### Exercise task
Copy whichever lines contain the string "érintette".

### Data for processing
"""

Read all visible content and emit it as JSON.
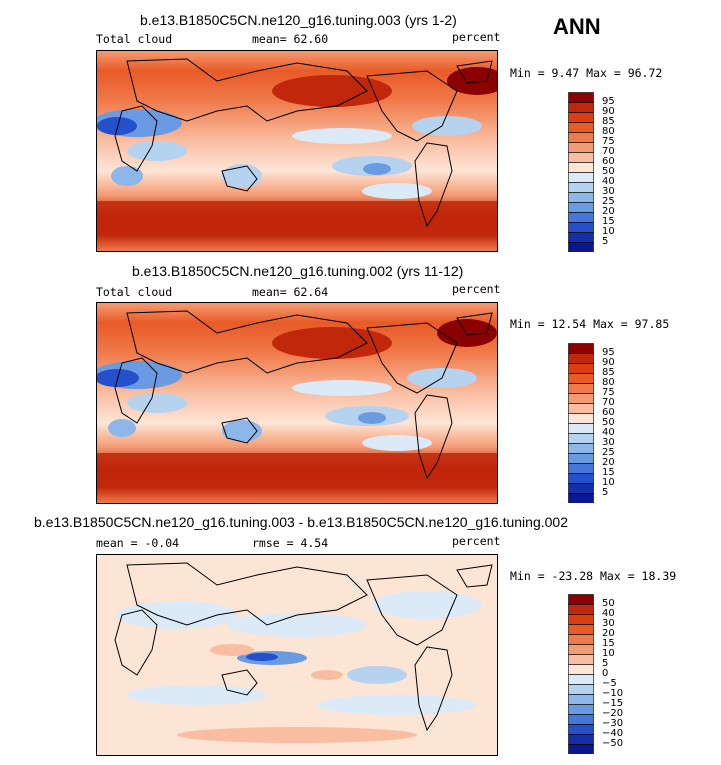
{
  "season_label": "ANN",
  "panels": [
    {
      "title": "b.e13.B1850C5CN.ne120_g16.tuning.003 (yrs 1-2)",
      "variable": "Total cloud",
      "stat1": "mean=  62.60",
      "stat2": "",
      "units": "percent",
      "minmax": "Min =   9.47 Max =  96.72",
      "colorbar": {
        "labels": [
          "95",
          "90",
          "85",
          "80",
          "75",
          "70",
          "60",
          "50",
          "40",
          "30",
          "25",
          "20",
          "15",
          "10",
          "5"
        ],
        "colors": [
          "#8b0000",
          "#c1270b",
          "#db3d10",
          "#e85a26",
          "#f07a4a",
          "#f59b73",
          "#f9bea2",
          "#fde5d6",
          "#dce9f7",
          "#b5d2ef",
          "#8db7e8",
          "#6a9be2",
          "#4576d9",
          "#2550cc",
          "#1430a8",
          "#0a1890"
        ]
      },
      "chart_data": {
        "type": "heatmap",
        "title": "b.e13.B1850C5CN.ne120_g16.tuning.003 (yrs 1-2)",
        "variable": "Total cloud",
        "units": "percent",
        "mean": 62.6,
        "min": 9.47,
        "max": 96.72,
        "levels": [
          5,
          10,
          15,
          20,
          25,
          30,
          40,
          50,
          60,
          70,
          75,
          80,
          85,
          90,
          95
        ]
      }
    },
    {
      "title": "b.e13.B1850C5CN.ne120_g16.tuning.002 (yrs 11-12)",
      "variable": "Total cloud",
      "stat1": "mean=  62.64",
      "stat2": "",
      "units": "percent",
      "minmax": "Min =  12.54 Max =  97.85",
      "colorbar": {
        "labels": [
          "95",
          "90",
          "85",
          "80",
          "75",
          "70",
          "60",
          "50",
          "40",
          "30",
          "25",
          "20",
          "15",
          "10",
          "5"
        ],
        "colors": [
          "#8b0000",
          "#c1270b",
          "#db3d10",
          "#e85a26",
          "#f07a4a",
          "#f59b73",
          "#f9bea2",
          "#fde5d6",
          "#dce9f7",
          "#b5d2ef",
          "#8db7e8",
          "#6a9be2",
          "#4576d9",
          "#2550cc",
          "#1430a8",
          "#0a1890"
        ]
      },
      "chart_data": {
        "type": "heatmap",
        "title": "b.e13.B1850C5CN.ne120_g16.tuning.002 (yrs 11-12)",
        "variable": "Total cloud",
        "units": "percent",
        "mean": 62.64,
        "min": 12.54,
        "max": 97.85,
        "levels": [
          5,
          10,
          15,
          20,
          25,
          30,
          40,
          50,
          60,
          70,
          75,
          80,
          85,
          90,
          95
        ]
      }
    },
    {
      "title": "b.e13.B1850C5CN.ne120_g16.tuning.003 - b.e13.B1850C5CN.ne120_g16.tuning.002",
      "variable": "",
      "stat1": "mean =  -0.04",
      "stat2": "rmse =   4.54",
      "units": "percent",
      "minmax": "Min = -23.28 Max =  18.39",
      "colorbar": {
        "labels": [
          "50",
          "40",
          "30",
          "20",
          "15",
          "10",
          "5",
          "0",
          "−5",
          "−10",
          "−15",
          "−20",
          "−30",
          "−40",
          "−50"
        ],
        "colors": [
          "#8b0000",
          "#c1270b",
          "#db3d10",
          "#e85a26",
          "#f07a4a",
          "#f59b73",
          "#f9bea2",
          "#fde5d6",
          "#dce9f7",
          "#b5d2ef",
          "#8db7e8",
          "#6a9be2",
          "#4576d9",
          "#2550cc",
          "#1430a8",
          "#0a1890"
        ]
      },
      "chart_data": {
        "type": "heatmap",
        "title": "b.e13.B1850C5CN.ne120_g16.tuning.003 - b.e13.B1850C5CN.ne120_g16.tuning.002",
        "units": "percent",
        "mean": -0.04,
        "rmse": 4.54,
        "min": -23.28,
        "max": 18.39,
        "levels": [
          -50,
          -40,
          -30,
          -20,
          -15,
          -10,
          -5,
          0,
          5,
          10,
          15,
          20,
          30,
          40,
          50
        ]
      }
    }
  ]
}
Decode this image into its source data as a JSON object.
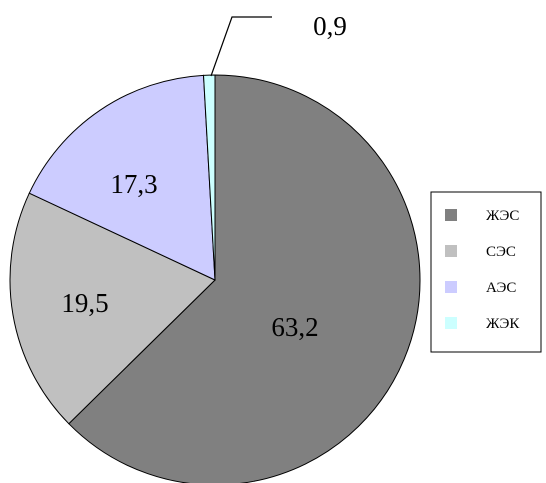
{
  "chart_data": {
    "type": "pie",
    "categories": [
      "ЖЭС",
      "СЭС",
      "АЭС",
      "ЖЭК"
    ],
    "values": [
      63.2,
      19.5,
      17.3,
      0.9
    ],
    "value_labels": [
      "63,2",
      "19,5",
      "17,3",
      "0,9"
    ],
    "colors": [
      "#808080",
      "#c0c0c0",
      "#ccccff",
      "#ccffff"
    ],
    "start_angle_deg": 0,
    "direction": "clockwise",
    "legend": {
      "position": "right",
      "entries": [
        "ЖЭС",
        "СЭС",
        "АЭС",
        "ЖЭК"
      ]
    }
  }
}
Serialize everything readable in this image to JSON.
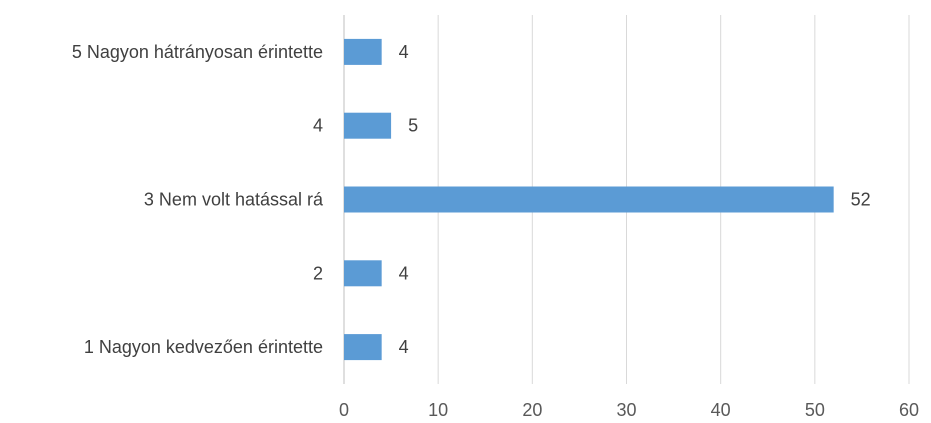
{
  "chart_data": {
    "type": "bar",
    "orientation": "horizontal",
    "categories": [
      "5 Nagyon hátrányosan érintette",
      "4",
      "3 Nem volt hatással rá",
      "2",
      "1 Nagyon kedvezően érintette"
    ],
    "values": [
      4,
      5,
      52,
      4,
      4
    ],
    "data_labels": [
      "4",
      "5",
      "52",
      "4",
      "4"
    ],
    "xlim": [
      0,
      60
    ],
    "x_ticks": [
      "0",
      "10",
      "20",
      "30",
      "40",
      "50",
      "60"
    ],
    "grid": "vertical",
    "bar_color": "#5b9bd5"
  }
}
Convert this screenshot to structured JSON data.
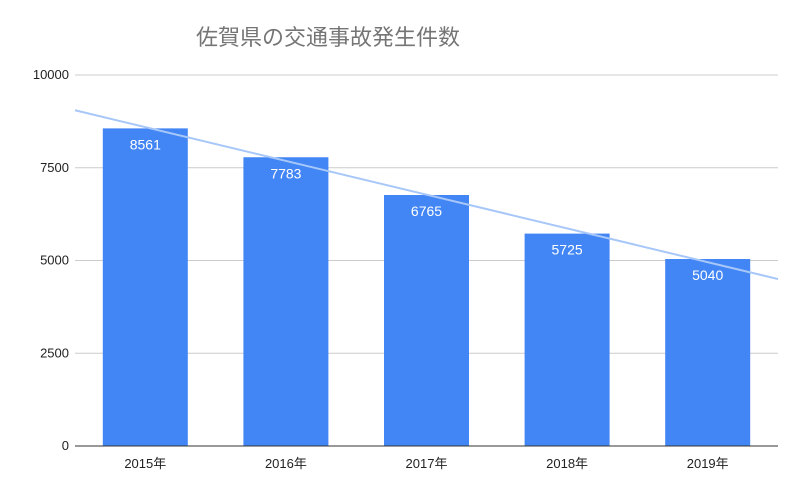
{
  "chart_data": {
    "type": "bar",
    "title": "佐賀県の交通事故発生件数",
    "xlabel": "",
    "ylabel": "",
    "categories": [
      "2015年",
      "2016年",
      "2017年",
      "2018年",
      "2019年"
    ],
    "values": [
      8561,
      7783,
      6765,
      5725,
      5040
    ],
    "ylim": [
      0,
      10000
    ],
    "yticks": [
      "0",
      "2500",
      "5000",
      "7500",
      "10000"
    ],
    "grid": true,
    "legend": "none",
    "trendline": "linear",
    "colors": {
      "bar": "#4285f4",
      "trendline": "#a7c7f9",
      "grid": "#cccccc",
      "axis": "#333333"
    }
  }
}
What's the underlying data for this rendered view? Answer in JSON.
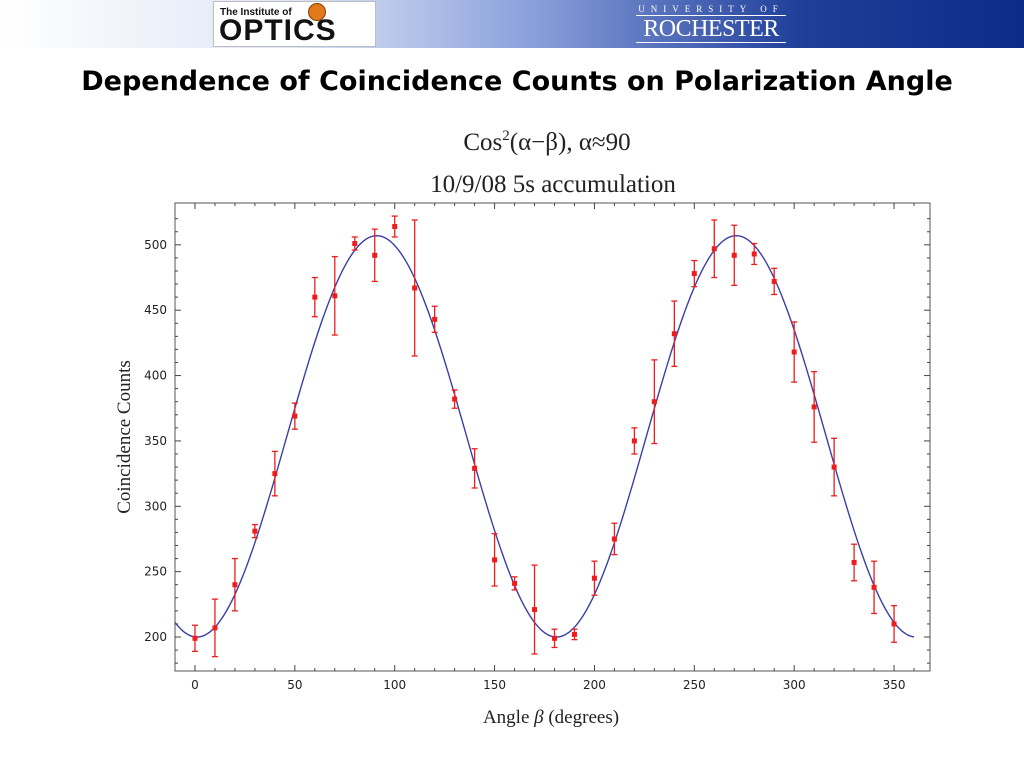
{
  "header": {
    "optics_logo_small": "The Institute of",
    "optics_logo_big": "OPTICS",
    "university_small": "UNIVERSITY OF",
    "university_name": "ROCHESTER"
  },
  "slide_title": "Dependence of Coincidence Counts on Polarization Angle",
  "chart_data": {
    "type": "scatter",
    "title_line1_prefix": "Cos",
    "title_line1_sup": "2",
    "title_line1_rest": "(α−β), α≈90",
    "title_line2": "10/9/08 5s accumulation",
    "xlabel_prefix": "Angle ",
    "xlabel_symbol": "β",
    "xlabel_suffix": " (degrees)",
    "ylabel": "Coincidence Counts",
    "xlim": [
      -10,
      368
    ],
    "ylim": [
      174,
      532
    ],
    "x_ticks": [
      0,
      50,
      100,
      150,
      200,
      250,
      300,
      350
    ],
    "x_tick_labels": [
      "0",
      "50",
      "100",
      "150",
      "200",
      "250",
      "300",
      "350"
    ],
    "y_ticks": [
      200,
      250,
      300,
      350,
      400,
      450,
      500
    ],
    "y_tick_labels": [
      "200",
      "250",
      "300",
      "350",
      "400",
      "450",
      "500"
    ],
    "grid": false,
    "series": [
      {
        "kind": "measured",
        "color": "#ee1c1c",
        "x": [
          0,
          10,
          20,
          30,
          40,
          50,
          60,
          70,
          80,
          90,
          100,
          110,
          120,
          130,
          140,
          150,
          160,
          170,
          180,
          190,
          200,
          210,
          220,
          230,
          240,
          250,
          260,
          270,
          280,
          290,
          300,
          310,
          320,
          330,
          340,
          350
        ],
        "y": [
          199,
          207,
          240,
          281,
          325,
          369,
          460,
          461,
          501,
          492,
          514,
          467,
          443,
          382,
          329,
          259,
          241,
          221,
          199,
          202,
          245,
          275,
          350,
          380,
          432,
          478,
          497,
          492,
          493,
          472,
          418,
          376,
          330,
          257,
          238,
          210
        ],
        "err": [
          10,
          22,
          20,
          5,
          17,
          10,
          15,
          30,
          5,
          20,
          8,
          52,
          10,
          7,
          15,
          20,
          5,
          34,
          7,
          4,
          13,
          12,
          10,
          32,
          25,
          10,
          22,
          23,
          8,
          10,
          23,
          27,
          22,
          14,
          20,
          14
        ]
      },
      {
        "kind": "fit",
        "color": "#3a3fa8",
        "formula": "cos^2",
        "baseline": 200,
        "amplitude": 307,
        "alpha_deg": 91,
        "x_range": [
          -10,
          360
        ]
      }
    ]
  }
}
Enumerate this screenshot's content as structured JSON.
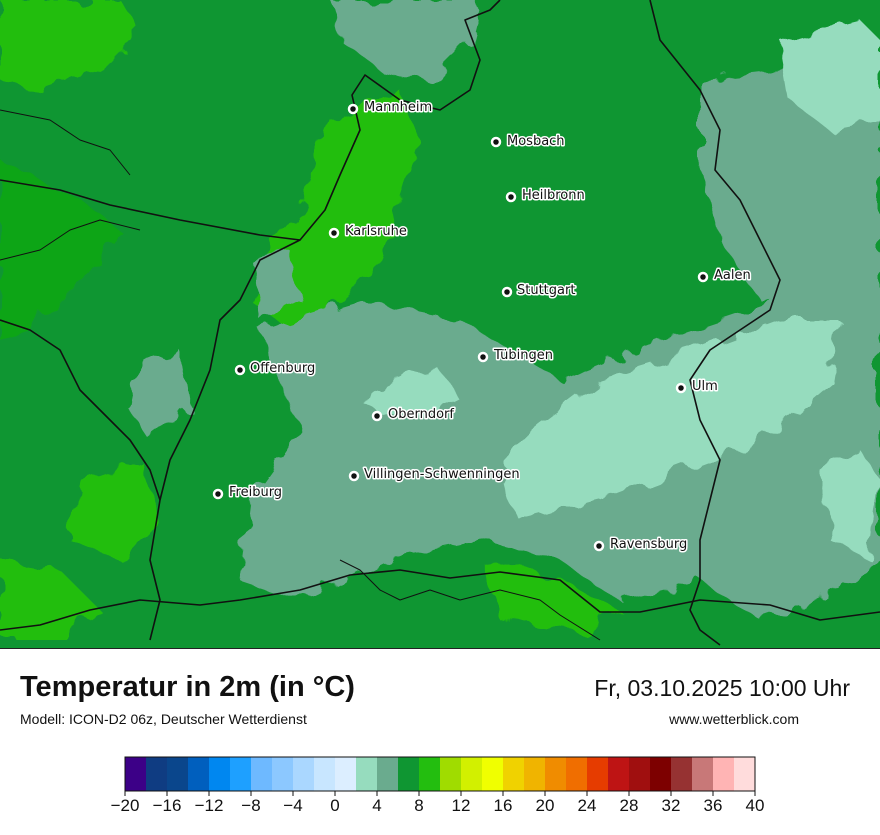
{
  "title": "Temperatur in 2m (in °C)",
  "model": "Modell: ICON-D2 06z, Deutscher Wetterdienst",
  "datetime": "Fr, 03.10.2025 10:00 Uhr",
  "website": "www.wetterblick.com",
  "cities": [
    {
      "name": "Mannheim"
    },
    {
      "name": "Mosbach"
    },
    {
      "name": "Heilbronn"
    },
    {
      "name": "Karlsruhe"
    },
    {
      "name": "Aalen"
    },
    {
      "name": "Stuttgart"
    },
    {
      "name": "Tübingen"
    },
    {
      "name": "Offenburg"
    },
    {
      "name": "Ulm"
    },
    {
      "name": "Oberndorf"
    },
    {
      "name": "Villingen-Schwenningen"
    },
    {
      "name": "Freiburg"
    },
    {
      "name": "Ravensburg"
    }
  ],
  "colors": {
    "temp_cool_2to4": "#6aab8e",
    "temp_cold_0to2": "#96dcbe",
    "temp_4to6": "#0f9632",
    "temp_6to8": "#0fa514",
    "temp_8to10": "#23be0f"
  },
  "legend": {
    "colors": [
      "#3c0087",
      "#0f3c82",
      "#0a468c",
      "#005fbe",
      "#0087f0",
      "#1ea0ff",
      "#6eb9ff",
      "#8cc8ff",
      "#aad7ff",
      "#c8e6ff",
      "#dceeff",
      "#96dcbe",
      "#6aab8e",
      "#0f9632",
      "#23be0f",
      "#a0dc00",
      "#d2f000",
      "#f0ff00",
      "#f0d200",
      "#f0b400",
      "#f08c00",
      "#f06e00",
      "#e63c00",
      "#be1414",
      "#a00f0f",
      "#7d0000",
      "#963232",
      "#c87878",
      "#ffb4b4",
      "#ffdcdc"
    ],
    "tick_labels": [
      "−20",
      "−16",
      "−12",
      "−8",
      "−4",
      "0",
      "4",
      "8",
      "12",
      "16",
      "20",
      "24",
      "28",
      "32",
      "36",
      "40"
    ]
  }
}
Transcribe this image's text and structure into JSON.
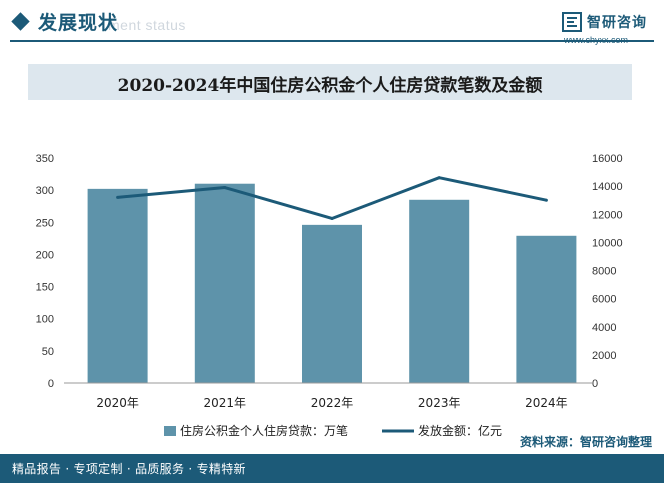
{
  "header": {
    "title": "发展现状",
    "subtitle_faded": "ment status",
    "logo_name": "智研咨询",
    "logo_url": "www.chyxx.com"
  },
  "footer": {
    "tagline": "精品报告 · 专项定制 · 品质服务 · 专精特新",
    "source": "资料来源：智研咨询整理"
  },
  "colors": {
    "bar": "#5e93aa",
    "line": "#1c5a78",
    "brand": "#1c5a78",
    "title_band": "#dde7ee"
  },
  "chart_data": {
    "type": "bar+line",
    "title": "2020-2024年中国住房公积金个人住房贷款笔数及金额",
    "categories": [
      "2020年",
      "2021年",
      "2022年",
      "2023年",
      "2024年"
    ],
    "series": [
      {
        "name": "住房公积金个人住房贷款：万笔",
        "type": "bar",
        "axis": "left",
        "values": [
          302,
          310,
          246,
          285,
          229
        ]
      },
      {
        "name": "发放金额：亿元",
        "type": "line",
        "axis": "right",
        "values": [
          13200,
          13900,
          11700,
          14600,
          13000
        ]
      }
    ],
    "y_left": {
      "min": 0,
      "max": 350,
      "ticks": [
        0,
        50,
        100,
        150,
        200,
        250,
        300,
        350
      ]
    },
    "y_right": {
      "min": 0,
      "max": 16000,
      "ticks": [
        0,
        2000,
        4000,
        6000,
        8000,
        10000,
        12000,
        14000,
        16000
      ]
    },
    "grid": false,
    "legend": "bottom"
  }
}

"""

### Solution
      "5 Nagyon hátrányosan érintette",
      "1 Nagyon kedvezően érintette"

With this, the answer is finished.